* start *
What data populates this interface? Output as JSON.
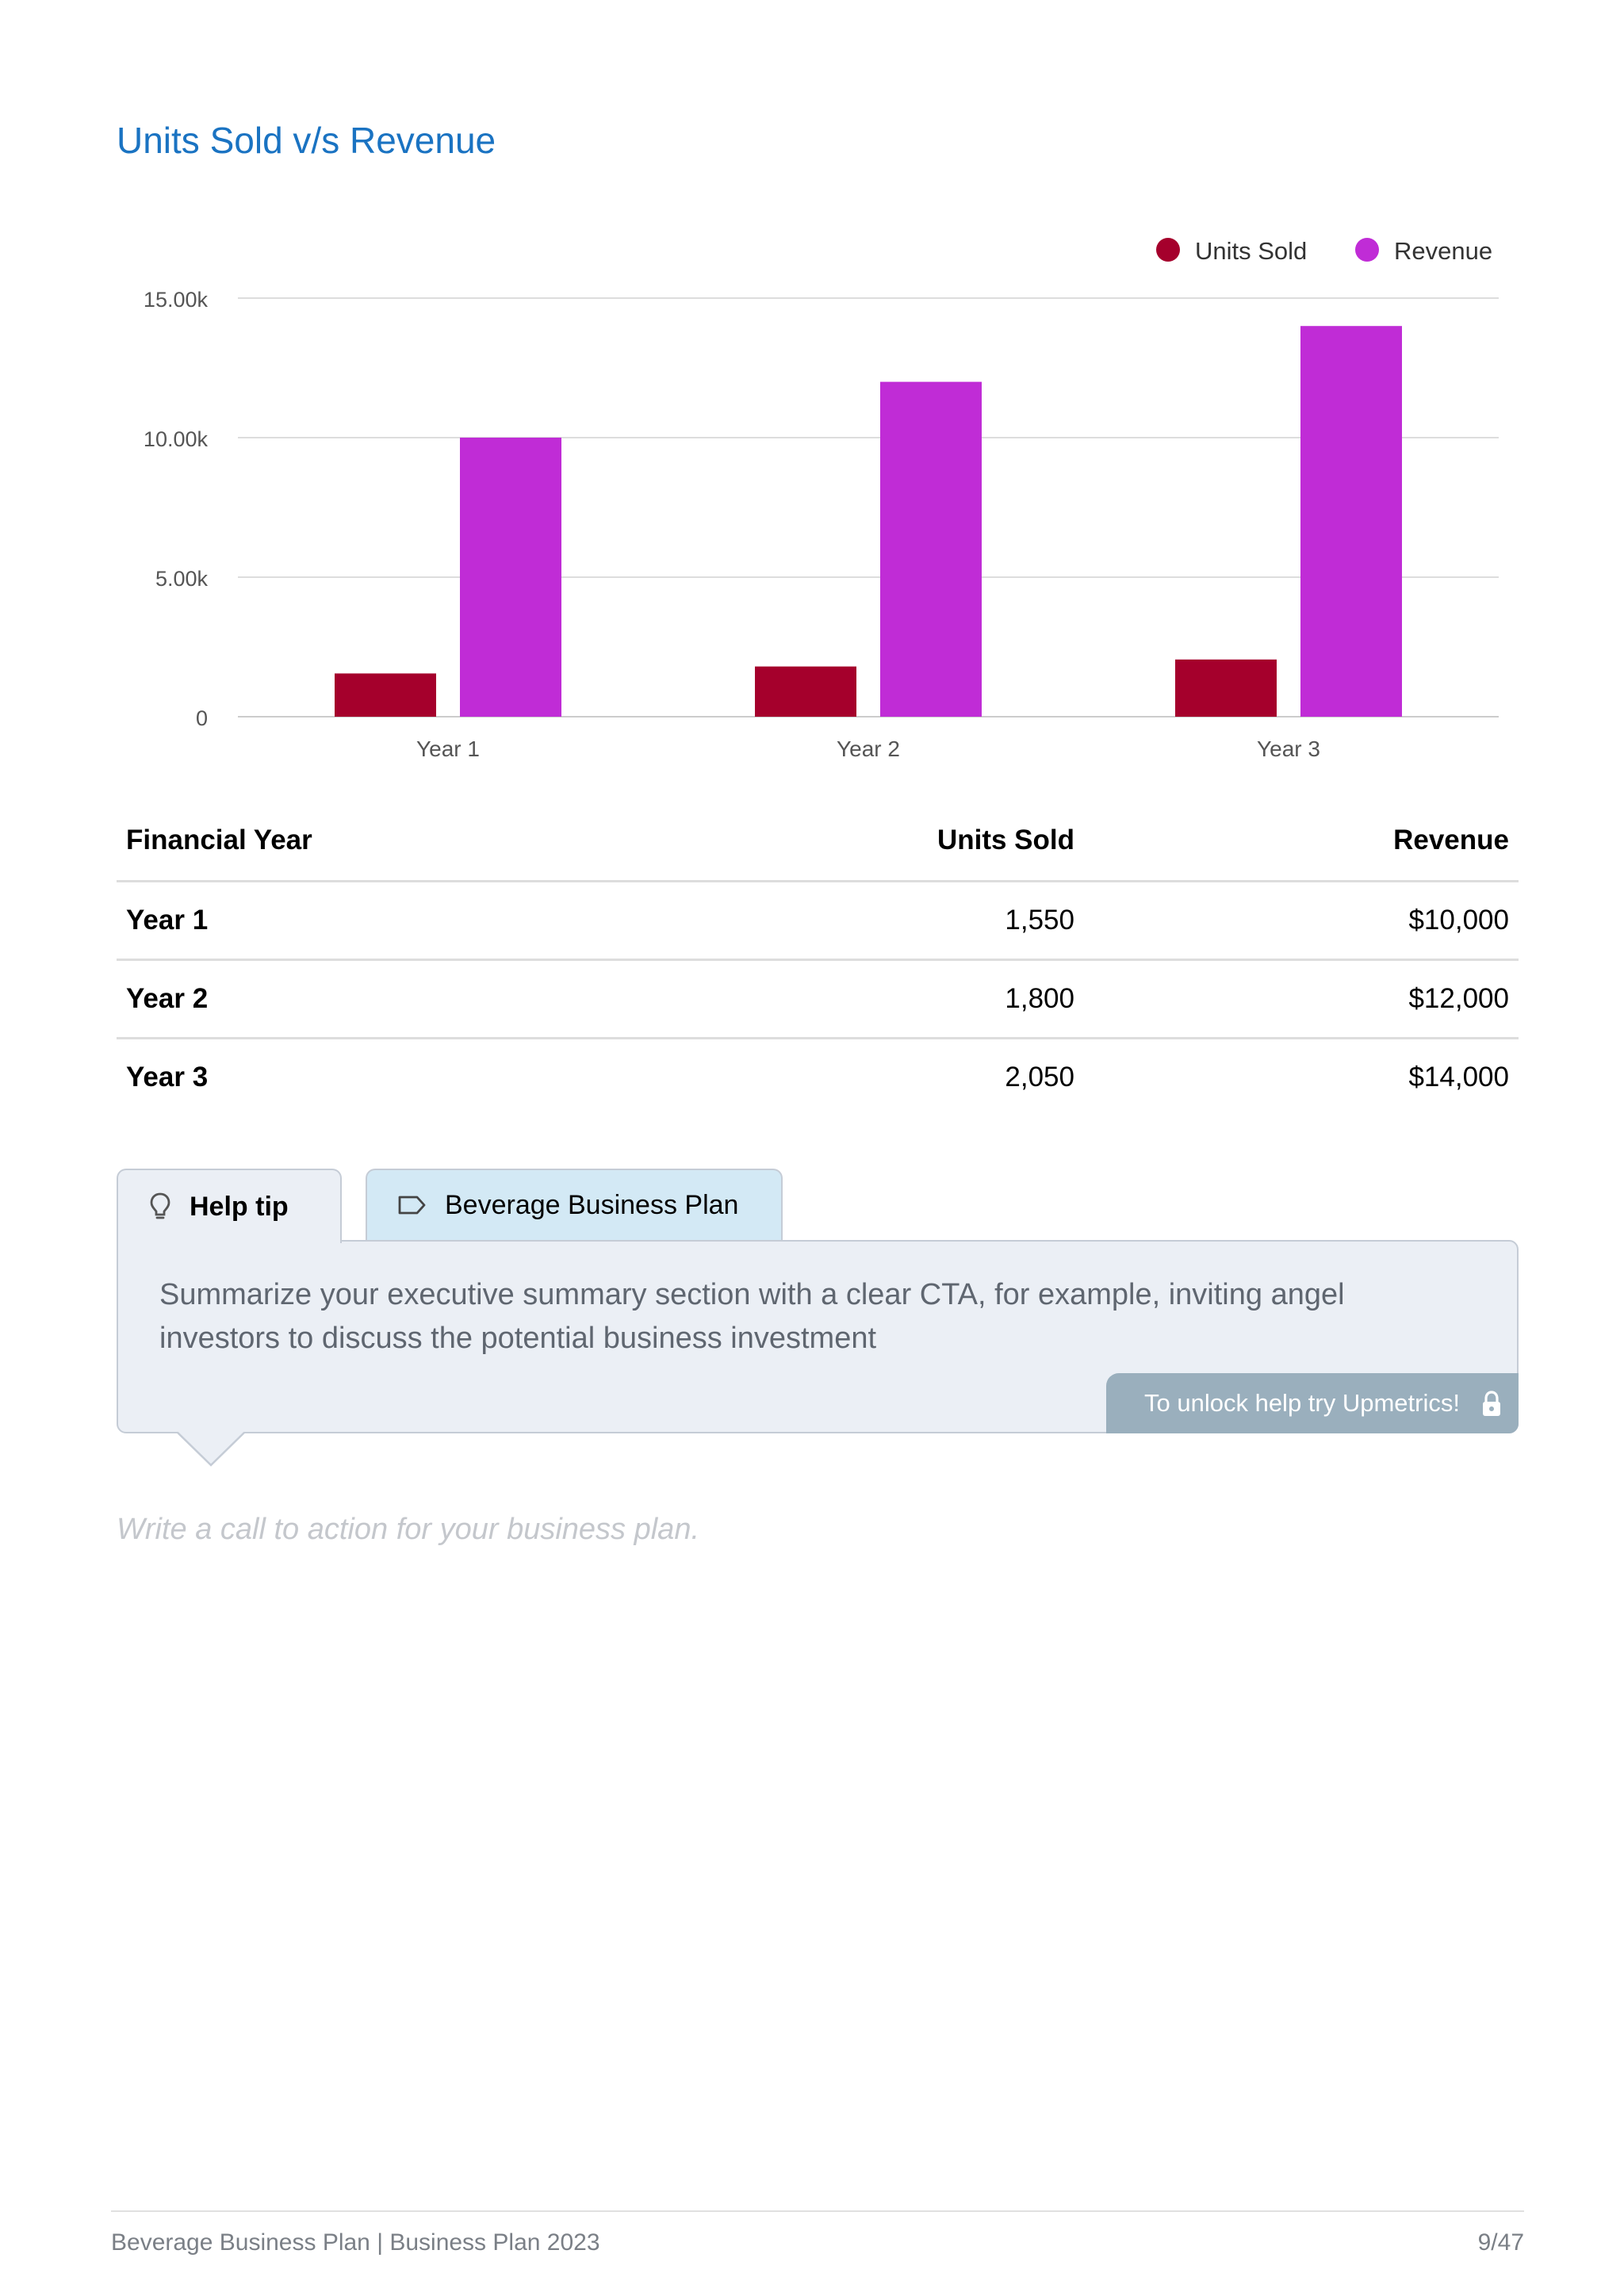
{
  "section": {
    "title": "Units Sold v/s Revenue"
  },
  "chart_data": {
    "type": "bar",
    "categories": [
      "Year 1",
      "Year 2",
      "Year 3"
    ],
    "series": [
      {
        "name": "Units Sold",
        "values": [
          1550,
          1800,
          2050
        ],
        "color": "#a5002c"
      },
      {
        "name": "Revenue",
        "values": [
          10000,
          12000,
          14000
        ],
        "color": "#c02cd6"
      }
    ],
    "title": "Units Sold v/s Revenue",
    "xlabel": "",
    "ylabel": "",
    "ylim": [
      0,
      15000
    ],
    "yticks": [
      {
        "value": 0,
        "label": "0"
      },
      {
        "value": 5000,
        "label": "5.00k"
      },
      {
        "value": 10000,
        "label": "10.00k"
      },
      {
        "value": 15000,
        "label": "15.00k"
      }
    ],
    "grid": true,
    "legend_position": "top-right"
  },
  "table": {
    "headers": [
      "Financial Year",
      "Units Sold",
      "Revenue"
    ],
    "rows": [
      [
        "Year 1",
        "1,550",
        "$10,000"
      ],
      [
        "Year 2",
        "1,800",
        "$12,000"
      ],
      [
        "Year 3",
        "2,050",
        "$14,000"
      ]
    ]
  },
  "help": {
    "tab_help_label": "Help tip",
    "tab_help_icon": "lightbulb-icon",
    "tab_plan_label": "Beverage Business Plan",
    "tab_plan_icon": "tag-icon",
    "tip_text": "Summarize your executive summary section with a clear CTA, for example, inviting angel investors to discuss the potential business investment",
    "unlock_label": "To unlock help try Upmetrics!",
    "unlock_icon": "lock-icon"
  },
  "cta": {
    "placeholder": "Write a call to action for your business plan."
  },
  "footer": {
    "left": "Beverage Business Plan | Business Plan 2023",
    "right": "9/47"
  }
}
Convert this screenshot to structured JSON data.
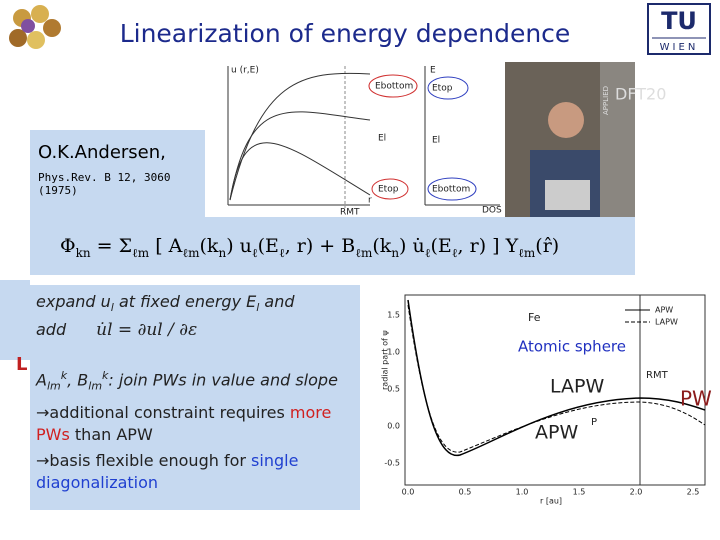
{
  "header": {
    "title": "Linearization of energy dependence",
    "logo_tu": "TU",
    "logo_wien": "WIEN"
  },
  "plot1": {
    "y_label": "u (r,E)",
    "e_bottom_left": "Ebottom",
    "e_l_left": "El",
    "e_top_left": "Etop",
    "r_mt": "RMT",
    "r": "r",
    "e_axis": "E",
    "e_top_right": "Etop",
    "e_l_right": "El",
    "e_bottom_right": "Ebottom",
    "dos": "DOS"
  },
  "photo": {
    "banner": "DFT20",
    "side": "APPLIED"
  },
  "author": {
    "name": "O.K.Andersen,",
    "ref_line1": "Phys.Rev. B 12, 3060",
    "ref_line2": "(1975)"
  },
  "formula": [
    {
      "t": "Φ",
      "sub": "kn"
    },
    {
      "t": " = Σ",
      "sub": "ℓm"
    },
    {
      "t": " [ A",
      "sub": "ℓm"
    },
    {
      "t": "(k",
      "sub": "n"
    },
    {
      "t": ") u",
      "sub": "ℓ"
    },
    {
      "t": "(E",
      "sub": "ℓ"
    },
    {
      "t": ", r) + B",
      "sub": "ℓm"
    },
    {
      "t": "(k",
      "sub": "n"
    },
    {
      "t": ") u̇",
      "sub": "ℓ"
    },
    {
      "t": "(E",
      "sub": "ℓ"
    },
    {
      "t": ", r) ] Y",
      "sub": "ℓm"
    },
    {
      "t": "(r̂)"
    }
  ],
  "side_letter": "L",
  "textbox": {
    "paragraphs": [
      [
        {
          "text": "expand u"
        },
        {
          "text": "l",
          "style": "sub"
        },
        {
          "text": " at fixed energy E"
        },
        {
          "text": "l",
          "style": "sub"
        },
        {
          "text": " and"
        },
        {
          "text": " add"
        }
      ],
      [
        {
          "text": "A"
        },
        {
          "text": "lm",
          "style": "sub"
        },
        {
          "text": "k",
          "style": "sup"
        },
        {
          "text": ", B"
        },
        {
          "text": "lm",
          "style": "sub"
        },
        {
          "text": "k",
          "style": "sup"
        },
        {
          "text": ": join PWs in value and slope"
        }
      ],
      [
        {
          "text": "→additional constraint requires "
        },
        {
          "text": "more PWs",
          "style": "red"
        },
        {
          "text": " than APW"
        }
      ],
      [
        {
          "text": "→basis flexible enough for "
        },
        {
          "text": "single diagonalization",
          "style": "blue"
        }
      ]
    ],
    "derivative": "u̇l = ∂ul / ∂ε"
  },
  "plot2": {
    "element": "Fe",
    "legend": [
      "APW",
      "LAPW"
    ],
    "atomic_sphere": "Atomic sphere",
    "lapw": "LAPW",
    "apw": "APW",
    "p": "P",
    "r_mt": "RMT",
    "pw": "PW",
    "x_label": "r [au]",
    "y_label": "radial part of ψ",
    "xticks": [
      "0.0",
      "0.5",
      "1.0",
      "1.5",
      "2.0",
      "2.5"
    ],
    "yticks": [
      "1.5",
      "1.0",
      "0.5",
      "0.0",
      "-0.5"
    ]
  }
}
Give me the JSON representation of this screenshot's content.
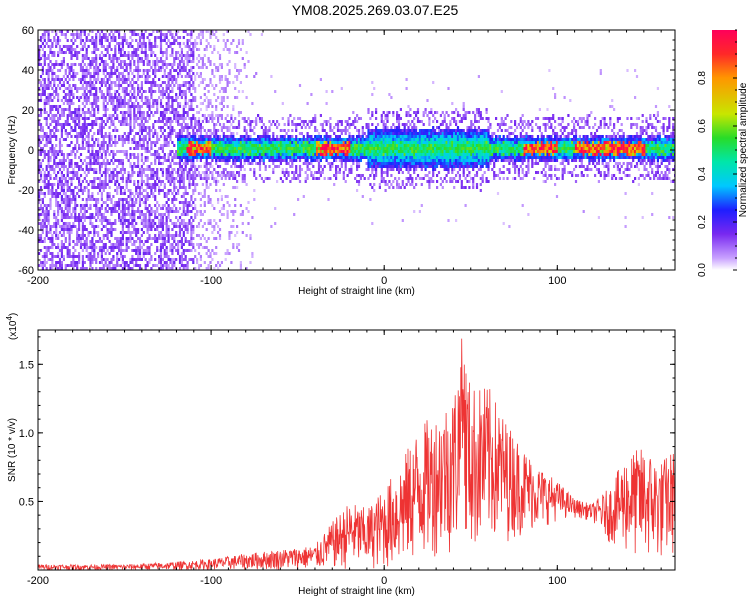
* end *
SHORT PROBLEM ▸ Above are the records. Copy every line in them holding "section".

REPLY TO THE TASK ▸
  "section": {
    "tip_text": "Summarize your executive summary section with a clear CTA, for example, inviting angel investors to discuss the potential business investment",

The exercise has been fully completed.